• _Directive_
Reproduce the listing word for word, leaving every picture behind.

• _Data for this task_
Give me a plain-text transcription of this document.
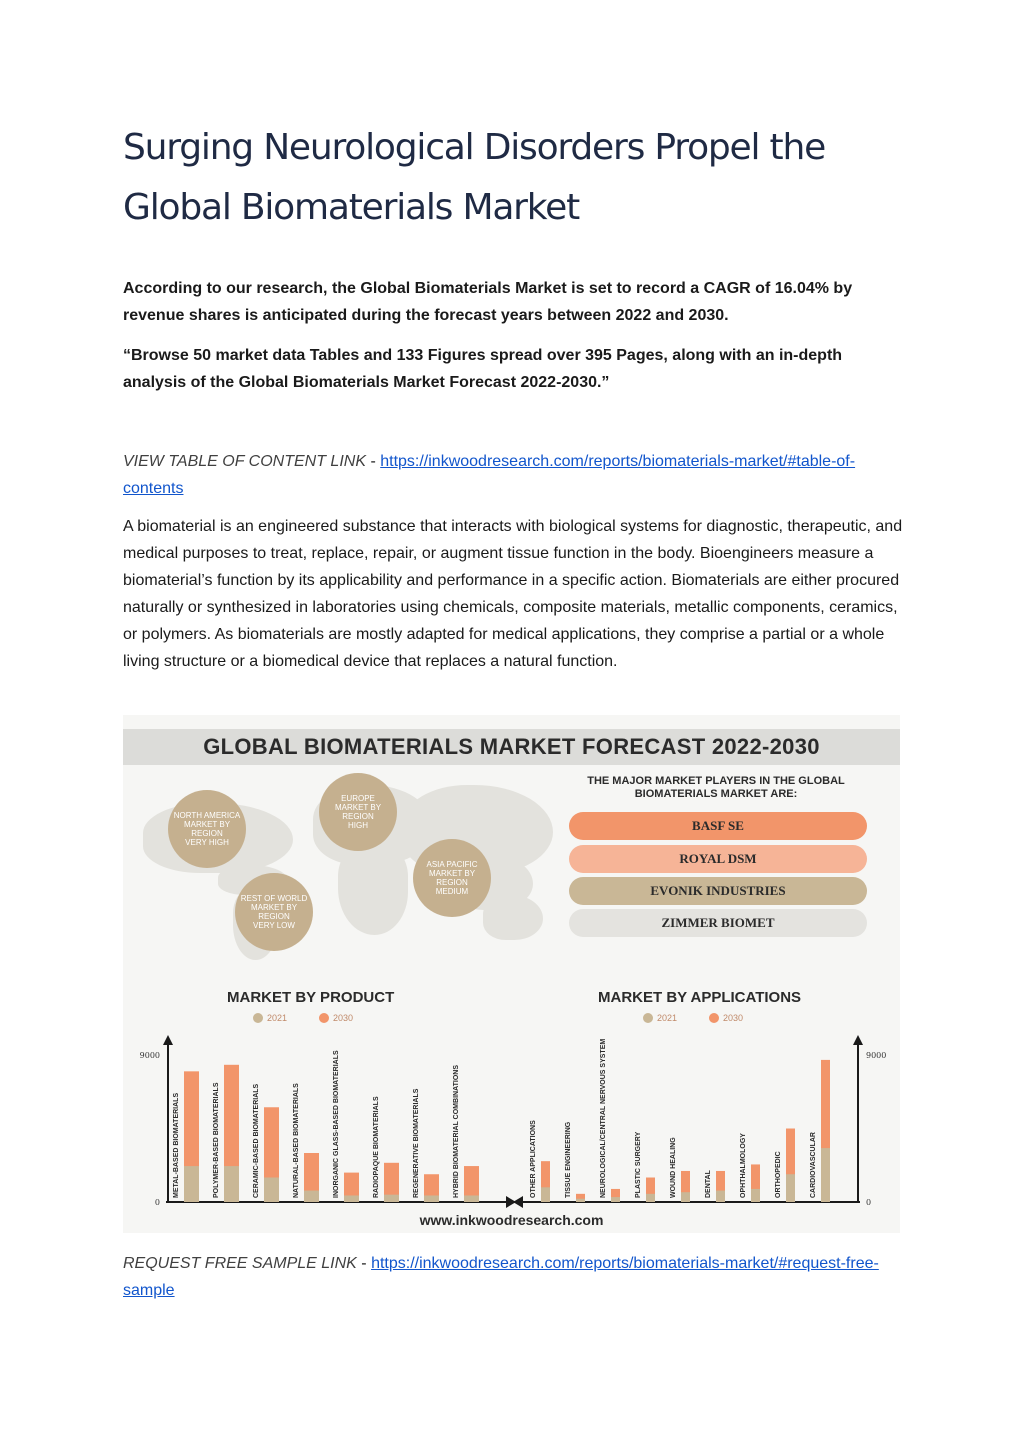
Surging Neurological Disorders Propel the Global Biomaterials Market

According to our research, the Global Biomaterials Market is set to record a CAGR of 16.04% by revenue shares is anticipated during the forecast years between 2022 and 2030.

“Browse 50 market data Tables and 133 Figures spread over 395 Pages, along with an in-depth analysis of the Global Biomaterials Market Forecast 2022-2030.”

VIEW TABLE OF CONTENT LINK - https://inkwoodresearch.com/reports/biomaterials-market/#table-of-contents

A biomaterial is an engineered substance that interacts with biological systems for diagnostic, therapeutic, and medical purposes to treat, replace, repair, or augment tissue function in the body. Bioengineers measure a biomaterial’s function by its applicability and performance in a specific action. Biomaterials are either procured naturally or synthesized in laboratories using chemicals, composite materials, metallic components, ceramics, or polymers. As biomaterials are mostly adapted for medical applications, they comprise a partial or a whole living structure or a biomedical device that replaces a natural function.

GLOBAL BIOMATERIALS MARKET FORECAST 2022-2030
NORTH AMERICA
MARKET BY REGION
VERY HIGH
EUROPE
MARKET BY REGION
HIGH
ASIA PACIFIC
MARKET BY REGION
MEDIUM
REST OF WORLD
MARKET BY REGION
VERY LOW
THE MAJOR MARKET PLAYERS IN THE GLOBAL BIOMATERIALS MARKET ARE:
BASF SE
ROYAL DSM
EVONIK INDUSTRIES
ZIMMER BIOMET
MARKET BY PRODUCT
2021	2030
MARKET BY APPLICATIONS
2021	2030
0
9000
METAL-BASED BIOMATERIALS	POLYMER-BASED BIOMATERIALS	CERAMIC-BASED BIOMATERIALS	NATURAL-BASED BIOMATERIALS	INORGANIC GLASS-BASED BIOMATERIALS	RADIOPAQUE BIOMATERIALS	REGENERATIVE BIOMATERIALS	HYBRID BIOMATERIAL COMBINATIONS
0
9000
OTHER APPLICATIONS	TISSUE ENGINEERING	NEUROLOGICAL/CENTRAL NERVOUS SYSTEM	PLASTIC SURGERY	WOUND HEALING	DENTAL	OPHTHALMOLOGY	ORTHOPEDIC	CARDIOVASCULAR
www.inkwoodresearch.com

REQUEST FREE SAMPLE LINK - https://inkwoodresearch.com/reports/biomaterials-market/#request-free-sample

• _Completed task_
Give me a plain-text transcription of this document.
Surging Neurological Disorders Propel the Global Biomaterials Market

According to our research, the Global Biomaterials Market is set to record a CAGR of 16.04% by revenue shares is anticipated during the forecast years between 2022 and 2030.

“Browse 50 market data Tables and 133 Figures spread over 395 Pages, along with an in-depth analysis of the Global Biomaterials Market Forecast 2022-2030.”

VIEW TABLE OF CONTENT LINK - https://inkwoodresearch.com/reports/biomaterials-market/#table-of-contents

A biomaterial is an engineered substance that interacts with biological systems for diagnostic, therapeutic, and medical purposes to treat, replace, repair, or augment tissue function in the body. Bioengineers measure a biomaterial’s function by its applicability and performance in a specific action. Biomaterials are either procured naturally or synthesized in laboratories using chemicals, composite materials, metallic components, ceramics, or polymers. As biomaterials are mostly adapted for medical applications, they comprise a partial or a whole living structure or a biomedical device that replaces a natural function.

GLOBAL BIOMATERIALS MARKET FORECAST 2022-2030
NORTH AMERICA
MARKET BY REGION
VERY HIGH
EUROPE
MARKET BY REGION
HIGH
ASIA PACIFIC
MARKET BY REGION
MEDIUM
REST OF WORLD
MARKET BY REGION
VERY LOW
THE MAJOR MARKET PLAYERS IN THE GLOBAL BIOMATERIALS MARKET ARE:
BASF SE
ROYAL DSM
EVONIK INDUSTRIES
ZIMMER BIOMET
MARKET BY PRODUCT
2021	2030
MARKET BY APPLICATIONS
2021	2030
0
9000
METAL-BASED BIOMATERIALS	POLYMER-BASED BIOMATERIALS	CERAMIC-BASED BIOMATERIALS	NATURAL-BASED BIOMATERIALS	INORGANIC GLASS-BASED BIOMATERIALS	RADIOPAQUE BIOMATERIALS	REGENERATIVE BIOMATERIALS	HYBRID BIOMATERIAL COMBINATIONS
0
9000
OTHER APPLICATIONS	TISSUE ENGINEERING	NEUROLOGICAL/CENTRAL NERVOUS SYSTEM	PLASTIC SURGERY	WOUND HEALING	DENTAL	OPHTHALMOLOGY	ORTHOPEDIC	CARDIOVASCULAR
www.inkwoodresearch.com

REQUEST FREE SAMPLE LINK - https://inkwoodresearch.com/reports/biomaterials-market/#request-free-sample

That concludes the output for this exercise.